═══ Data for processing ═══
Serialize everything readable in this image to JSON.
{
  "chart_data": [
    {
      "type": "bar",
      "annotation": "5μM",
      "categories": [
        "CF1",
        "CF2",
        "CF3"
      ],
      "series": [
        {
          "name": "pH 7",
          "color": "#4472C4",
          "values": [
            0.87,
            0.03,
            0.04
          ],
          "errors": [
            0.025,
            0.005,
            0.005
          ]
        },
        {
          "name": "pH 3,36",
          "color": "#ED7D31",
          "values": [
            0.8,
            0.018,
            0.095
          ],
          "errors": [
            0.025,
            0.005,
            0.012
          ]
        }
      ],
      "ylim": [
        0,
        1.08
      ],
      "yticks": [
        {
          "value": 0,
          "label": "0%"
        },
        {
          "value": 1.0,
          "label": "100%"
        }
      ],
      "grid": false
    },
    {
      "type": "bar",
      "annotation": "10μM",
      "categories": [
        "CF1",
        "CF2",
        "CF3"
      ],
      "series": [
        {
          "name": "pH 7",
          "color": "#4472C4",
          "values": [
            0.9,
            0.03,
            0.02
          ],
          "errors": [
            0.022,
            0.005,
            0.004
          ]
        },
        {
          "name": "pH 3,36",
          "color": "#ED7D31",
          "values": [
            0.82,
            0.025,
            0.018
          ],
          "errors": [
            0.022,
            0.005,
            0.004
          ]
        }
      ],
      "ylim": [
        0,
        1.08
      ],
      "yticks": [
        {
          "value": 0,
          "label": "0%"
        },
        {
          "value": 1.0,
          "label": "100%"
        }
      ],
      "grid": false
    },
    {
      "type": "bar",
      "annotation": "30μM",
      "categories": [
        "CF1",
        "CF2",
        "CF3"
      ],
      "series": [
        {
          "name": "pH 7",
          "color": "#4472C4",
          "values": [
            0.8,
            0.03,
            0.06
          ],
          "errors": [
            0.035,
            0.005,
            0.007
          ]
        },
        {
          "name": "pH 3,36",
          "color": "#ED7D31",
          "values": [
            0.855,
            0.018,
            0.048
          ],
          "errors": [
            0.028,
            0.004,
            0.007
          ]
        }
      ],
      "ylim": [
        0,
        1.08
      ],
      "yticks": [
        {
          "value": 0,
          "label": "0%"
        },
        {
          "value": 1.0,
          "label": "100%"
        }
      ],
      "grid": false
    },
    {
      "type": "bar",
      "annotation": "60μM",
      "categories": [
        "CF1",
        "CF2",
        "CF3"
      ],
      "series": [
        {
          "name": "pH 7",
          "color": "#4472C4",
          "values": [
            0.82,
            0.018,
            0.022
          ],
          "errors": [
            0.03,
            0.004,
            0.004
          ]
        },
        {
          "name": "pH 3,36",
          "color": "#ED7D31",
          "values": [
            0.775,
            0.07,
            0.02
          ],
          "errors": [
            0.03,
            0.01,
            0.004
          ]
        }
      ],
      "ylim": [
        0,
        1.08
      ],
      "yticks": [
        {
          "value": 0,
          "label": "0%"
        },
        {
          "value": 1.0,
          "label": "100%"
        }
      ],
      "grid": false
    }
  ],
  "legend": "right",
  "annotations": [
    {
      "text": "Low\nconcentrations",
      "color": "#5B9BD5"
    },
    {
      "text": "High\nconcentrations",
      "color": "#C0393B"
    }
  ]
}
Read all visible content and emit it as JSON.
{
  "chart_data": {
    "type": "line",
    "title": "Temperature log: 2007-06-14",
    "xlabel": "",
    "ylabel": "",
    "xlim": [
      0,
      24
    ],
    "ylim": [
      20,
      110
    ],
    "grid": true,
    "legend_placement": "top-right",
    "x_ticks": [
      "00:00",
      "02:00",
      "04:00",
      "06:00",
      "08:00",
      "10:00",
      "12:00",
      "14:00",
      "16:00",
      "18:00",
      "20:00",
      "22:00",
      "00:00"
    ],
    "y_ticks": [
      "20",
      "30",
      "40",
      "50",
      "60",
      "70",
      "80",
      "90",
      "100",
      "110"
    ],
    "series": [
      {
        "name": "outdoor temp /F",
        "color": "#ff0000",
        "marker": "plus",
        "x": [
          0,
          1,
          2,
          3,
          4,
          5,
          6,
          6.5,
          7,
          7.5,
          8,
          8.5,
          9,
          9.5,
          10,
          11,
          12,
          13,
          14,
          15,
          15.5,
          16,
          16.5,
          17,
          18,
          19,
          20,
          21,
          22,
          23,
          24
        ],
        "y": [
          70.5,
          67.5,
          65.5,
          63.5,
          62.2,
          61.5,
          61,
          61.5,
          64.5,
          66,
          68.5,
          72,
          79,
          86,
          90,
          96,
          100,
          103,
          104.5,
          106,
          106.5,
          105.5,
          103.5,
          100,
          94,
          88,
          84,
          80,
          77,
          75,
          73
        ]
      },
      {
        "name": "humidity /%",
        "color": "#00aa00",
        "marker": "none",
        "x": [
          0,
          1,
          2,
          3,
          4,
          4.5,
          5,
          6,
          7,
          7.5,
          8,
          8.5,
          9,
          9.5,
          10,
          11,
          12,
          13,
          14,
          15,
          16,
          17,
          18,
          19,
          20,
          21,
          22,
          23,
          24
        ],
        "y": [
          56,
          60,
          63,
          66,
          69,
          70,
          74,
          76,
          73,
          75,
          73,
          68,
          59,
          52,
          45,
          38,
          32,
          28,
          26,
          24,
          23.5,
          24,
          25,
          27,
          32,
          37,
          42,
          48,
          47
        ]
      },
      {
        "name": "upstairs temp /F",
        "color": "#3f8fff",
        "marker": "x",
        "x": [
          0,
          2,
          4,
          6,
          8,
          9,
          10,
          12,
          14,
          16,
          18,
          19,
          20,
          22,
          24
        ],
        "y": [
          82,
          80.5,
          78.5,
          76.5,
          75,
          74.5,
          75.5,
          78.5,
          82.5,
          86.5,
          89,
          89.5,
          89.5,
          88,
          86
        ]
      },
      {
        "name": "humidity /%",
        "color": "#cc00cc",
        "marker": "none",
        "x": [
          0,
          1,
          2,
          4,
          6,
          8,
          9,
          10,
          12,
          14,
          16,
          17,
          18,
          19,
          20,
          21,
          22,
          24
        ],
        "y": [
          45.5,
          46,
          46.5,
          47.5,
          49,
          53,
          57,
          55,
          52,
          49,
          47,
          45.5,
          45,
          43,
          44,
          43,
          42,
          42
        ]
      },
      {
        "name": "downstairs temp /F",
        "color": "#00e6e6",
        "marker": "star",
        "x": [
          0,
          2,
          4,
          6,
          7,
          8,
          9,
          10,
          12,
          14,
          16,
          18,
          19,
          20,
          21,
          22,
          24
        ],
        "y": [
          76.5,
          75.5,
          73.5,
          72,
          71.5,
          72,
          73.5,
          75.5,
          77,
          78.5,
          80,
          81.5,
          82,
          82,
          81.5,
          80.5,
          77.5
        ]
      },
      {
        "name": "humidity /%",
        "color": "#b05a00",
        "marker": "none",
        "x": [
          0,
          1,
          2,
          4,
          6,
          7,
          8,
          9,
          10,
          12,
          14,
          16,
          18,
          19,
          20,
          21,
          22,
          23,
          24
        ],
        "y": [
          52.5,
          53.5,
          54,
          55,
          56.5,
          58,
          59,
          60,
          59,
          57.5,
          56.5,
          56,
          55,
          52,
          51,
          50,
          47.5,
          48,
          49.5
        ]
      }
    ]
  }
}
═══
◆ Task requirements
Using the listing, collect all lines in which the string "nconcentrations" is found.

◆ Result of this exercise
      "text": "Low\nconcentrations",
      "text": "High\nconcentrations",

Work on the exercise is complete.